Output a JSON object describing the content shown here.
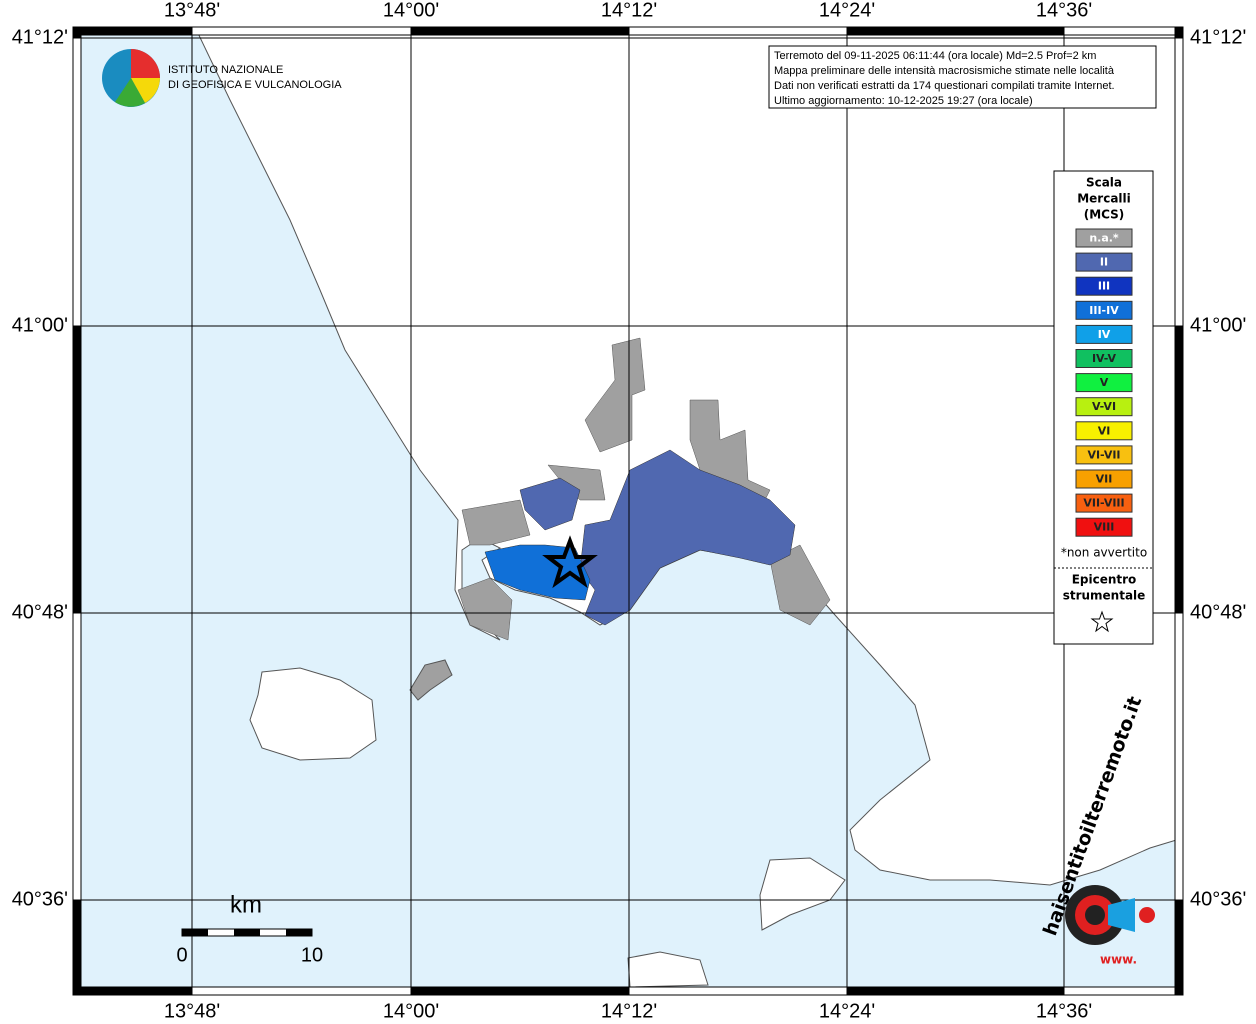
{
  "info_box": {
    "lines": [
      "Terremoto del 09-11-2025 06:11:44 (ora locale) Md=2.5 Prof=2 km",
      "Mappa preliminare delle intensità macrosismiche stimate nelle località",
      "Dati non verificati estratti da 174 questionari compilati tramite Internet.",
      "Ultimo aggiornamento: 10-12-2025 19:27 (ora locale)"
    ]
  },
  "logo": {
    "lines": [
      "ISTITUTO NAZIONALE",
      "DI GEOFISICA E VULCANOLOGIA"
    ]
  },
  "longitudes": [
    "13°48'",
    "14°00'",
    "14°12'",
    "14°24'",
    "14°36'"
  ],
  "latitudes": [
    "41°12'",
    "41°00'",
    "40°48'",
    "40°36'"
  ],
  "legend": {
    "title": [
      "Scala",
      "Mercalli",
      "(MCS)"
    ],
    "items": [
      {
        "label": "n.a.*",
        "color": "#a0a0a0"
      },
      {
        "label": "II",
        "color": "#5068b0"
      },
      {
        "label": "III",
        "color": "#1034c0"
      },
      {
        "label": "III-IV",
        "color": "#1070d8"
      },
      {
        "label": "IV",
        "color": "#10a0e8"
      },
      {
        "label": "IV-V",
        "color": "#10c060"
      },
      {
        "label": "V",
        "color": "#10f040"
      },
      {
        "label": "V-VI",
        "color": "#b8f010"
      },
      {
        "label": "VI",
        "color": "#f8f000"
      },
      {
        "label": "VI-VII",
        "color": "#f8c010"
      },
      {
        "label": "VII",
        "color": "#f8a000"
      },
      {
        "label": "VII-VIII",
        "color": "#f86010"
      },
      {
        "label": "VIII",
        "color": "#f01010"
      }
    ],
    "note": "*non avvertito",
    "epicenter": [
      "Epicentro",
      "strumentale"
    ]
  },
  "scale": {
    "unit": "km",
    "start": "0",
    "end": "10"
  },
  "badge": {
    "text": "haisentitoilterremoto.it",
    "www": "www."
  }
}
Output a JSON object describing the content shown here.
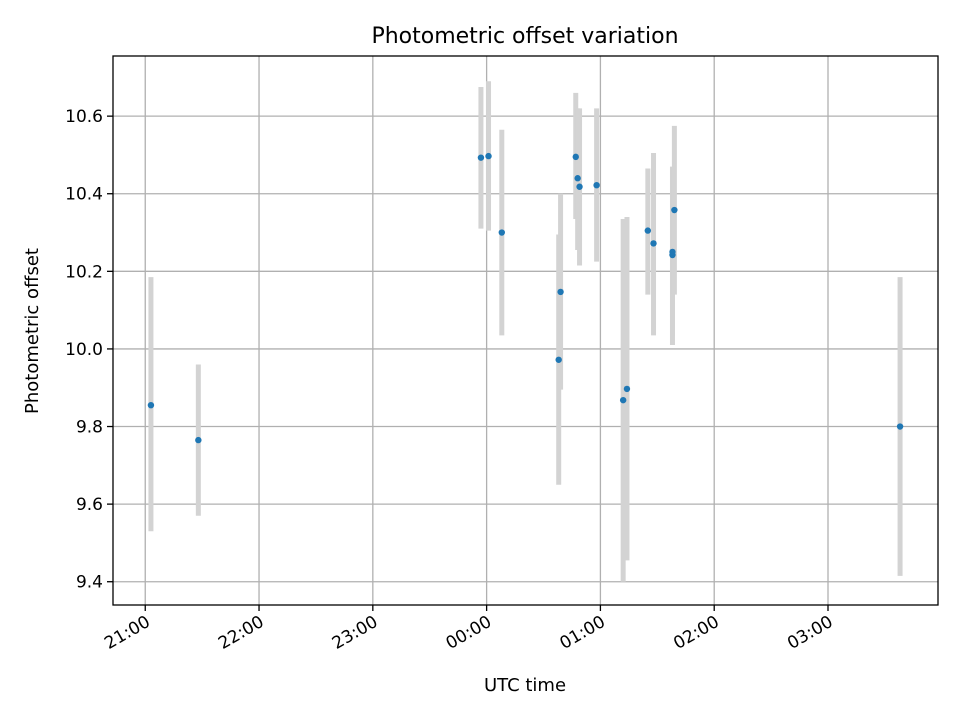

**What you have to do:** Print the whole listing above once more, word for word, without its pictures.

**Solution to the exercise:**
Output a JSON object describing the content shown here.
{
  "info_box": {
    "lines": [
      "Terremoto del 09-11-2025 06:11:44 (ora locale) Md=2.5 Prof=2 km",
      "Mappa preliminare delle intensità macrosismiche stimate nelle località",
      "Dati non verificati estratti da 174 questionari compilati tramite Internet.",
      "Ultimo aggiornamento: 10-12-2025 19:27 (ora locale)"
    ]
  },
  "logo": {
    "lines": [
      "ISTITUTO NAZIONALE",
      "DI GEOFISICA E VULCANOLOGIA"
    ]
  },
  "longitudes": [
    "13°48'",
    "14°00'",
    "14°12'",
    "14°24'",
    "14°36'"
  ],
  "latitudes": [
    "41°12'",
    "41°00'",
    "40°48'",
    "40°36'"
  ],
  "legend": {
    "title": [
      "Scala",
      "Mercalli",
      "(MCS)"
    ],
    "items": [
      {
        "label": "n.a.*",
        "color": "#a0a0a0"
      },
      {
        "label": "II",
        "color": "#5068b0"
      },
      {
        "label": "III",
        "color": "#1034c0"
      },
      {
        "label": "III-IV",
        "color": "#1070d8"
      },
      {
        "label": "IV",
        "color": "#10a0e8"
      },
      {
        "label": "IV-V",
        "color": "#10c060"
      },
      {
        "label": "V",
        "color": "#10f040"
      },
      {
        "label": "V-VI",
        "color": "#b8f010"
      },
      {
        "label": "VI",
        "color": "#f8f000"
      },
      {
        "label": "VI-VII",
        "color": "#f8c010"
      },
      {
        "label": "VII",
        "color": "#f8a000"
      },
      {
        "label": "VII-VIII",
        "color": "#f86010"
      },
      {
        "label": "VIII",
        "color": "#f01010"
      }
    ],
    "note": "*non avvertito",
    "epicenter": [
      "Epicentro",
      "strumentale"
    ]
  },
  "scale": {
    "unit": "km",
    "start": "0",
    "end": "10"
  },
  "badge": {
    "text": "haisentitoilterremoto.it",
    "www": "www."
  }
}
Output a JSON object describing the content shown here.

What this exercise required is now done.